[Records of where elements are located]
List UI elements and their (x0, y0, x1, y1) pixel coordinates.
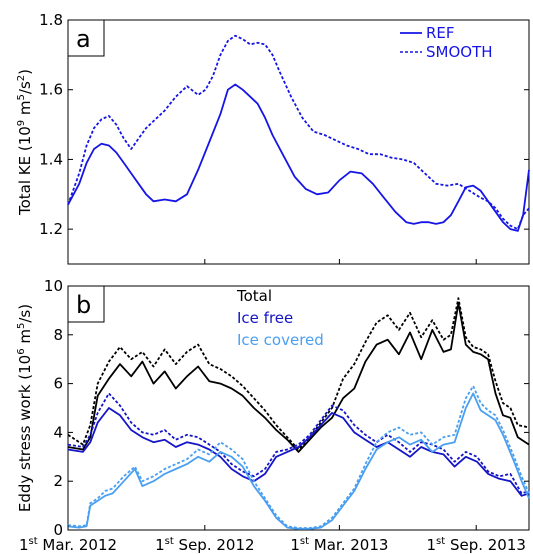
legend-label-ice-free: Ice free (237, 309, 293, 327)
series-line-b-ref-ice-free (67, 407, 530, 497)
legend-label-ice-covered: Ice covered (237, 331, 324, 349)
series-line-a-smooth (67, 34, 530, 231)
y-tick-label-b: 4 (53, 423, 63, 441)
series-line-b-smooth-total (67, 297, 530, 451)
panel-a-letter-box (67, 19, 105, 57)
panel-a-plot-area (67, 19, 530, 265)
x-tick-label-b: 1st Sep. 2012 (155, 536, 254, 554)
panel-a-y-axis-label: Total KE (109 m5/s2) (16, 69, 34, 216)
panel-a-letter: a (76, 25, 91, 53)
y-tick-label-a: 1.6 (39, 81, 63, 99)
panel-b-y-axis-label: Eddy stress work (106 m5/s) (16, 304, 34, 512)
legend-label-ref: REF (426, 24, 455, 42)
y-tick-label-b: 0 (53, 521, 63, 539)
x-tick-label-b: 1st Mar. 2012 (19, 536, 117, 554)
y-tick-label-a: 1.2 (39, 220, 63, 238)
y-tick-label-a: 1.4 (39, 150, 63, 168)
panel-b-letter-box (67, 285, 105, 323)
y-tick-label-b: 2 (53, 472, 63, 490)
series-line-b-smooth-ice-free (67, 392, 530, 495)
legend-label-smooth: SMOOTH (426, 43, 493, 61)
legend-label-total: Total (236, 287, 272, 305)
panel-b-letter: b (76, 291, 91, 319)
panel-b-series (67, 297, 530, 530)
y-tick-label-b: 8 (53, 326, 63, 344)
panel-b-y-axis: 0 2 4 6 8 10 (44, 277, 529, 539)
panel-b: b Total Ice free Ice covered 0 2 4 6 8 10 1st… (16, 277, 530, 554)
x-tick-label-b: 1st Sep. 2013 (426, 536, 525, 554)
series-line-a-ref (67, 83, 530, 232)
panel-a-series (67, 34, 530, 232)
panel-a-legend: REF SMOOTH (400, 24, 493, 61)
panel-b-legend: Total Ice free Ice covered (236, 287, 324, 349)
series-line-b-ref-ice-covered (67, 392, 530, 530)
panel-b-x-axis: 1st Mar. 2012 1st Sep. 2012 1st Mar. 2013 1… (19, 525, 526, 554)
y-tick-label-a: 1.8 (39, 11, 63, 29)
panel-a-y-axis: 1.2 1.4 1.6 1.8 (39, 11, 529, 264)
y-tick-label-b: 6 (53, 375, 63, 393)
panel-b-plot-area (67, 285, 530, 531)
series-line-b-smooth-ice-covered (67, 385, 530, 529)
panel-a: a 1.2 1.4 1.6 1.8 REF SMOOTH Total KE (109 … (16, 11, 530, 265)
x-tick-label-b: 1st Mar. 2013 (290, 536, 388, 554)
y-tick-label-b: 10 (44, 277, 63, 295)
series-line-b-ref-total (67, 302, 530, 453)
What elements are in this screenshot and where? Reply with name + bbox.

**TASK DETAILS**
Quote, word for word, the part of the records above that opens with the line containing "legend-label-ice-free: Ice free" and closes with the line containing "panel-b-legend: Total Ice", including both of those lines.

**SOLVED EXERCISE**
legend-label-ice-free: Ice free (237, 309, 293, 327)
series-line-b-ref-ice-free (67, 407, 530, 497)
legend-label-ice-covered: Ice covered (237, 331, 324, 349)
series-line-a-smooth (67, 34, 530, 231)
y-tick-label-b: 4 (53, 423, 63, 441)
series-line-b-smooth-total (67, 297, 530, 451)
panel-a-letter-box (67, 19, 105, 57)
panel-a-plot-area (67, 19, 530, 265)
x-tick-label-b: 1st Sep. 2012 (155, 536, 254, 554)
panel-a-y-axis-label: Total KE (109 m5/s2) (16, 69, 34, 216)
panel-a-letter: a (76, 25, 91, 53)
y-tick-label-a: 1.6 (39, 81, 63, 99)
panel-b-y-axis-label: Eddy stress work (106 m5/s) (16, 304, 34, 512)
legend-label-ref: REF (426, 24, 455, 42)
y-tick-label-b: 0 (53, 521, 63, 539)
x-tick-label-b: 1st Mar. 2012 (19, 536, 117, 554)
y-tick-label-a: 1.2 (39, 220, 63, 238)
y-tick-label-a: 1.4 (39, 150, 63, 168)
panel-b-letter-box (67, 285, 105, 323)
y-tick-label-b: 2 (53, 472, 63, 490)
series-line-b-smooth-ice-free (67, 392, 530, 495)
legend-label-smooth: SMOOTH (426, 43, 493, 61)
legend-label-total: Total (236, 287, 272, 305)
panel-b-letter: b (76, 291, 91, 319)
panel-b-series (67, 297, 530, 530)
y-tick-label-b: 8 (53, 326, 63, 344)
panel-b-y-axis: 0 2 4 6 8 10 (44, 277, 529, 539)
panel-b: b Total Ice free Ice covered 0 2 4 6 8 10 1st… (16, 277, 530, 554)
x-tick-label-b: 1st Sep. 2013 (426, 536, 525, 554)
series-line-a-ref (67, 83, 530, 232)
panel-a-series (67, 34, 530, 232)
panel-a-legend: REF SMOOTH (400, 24, 493, 61)
panel-b-legend: Total Ice free Ice covered (236, 287, 324, 349)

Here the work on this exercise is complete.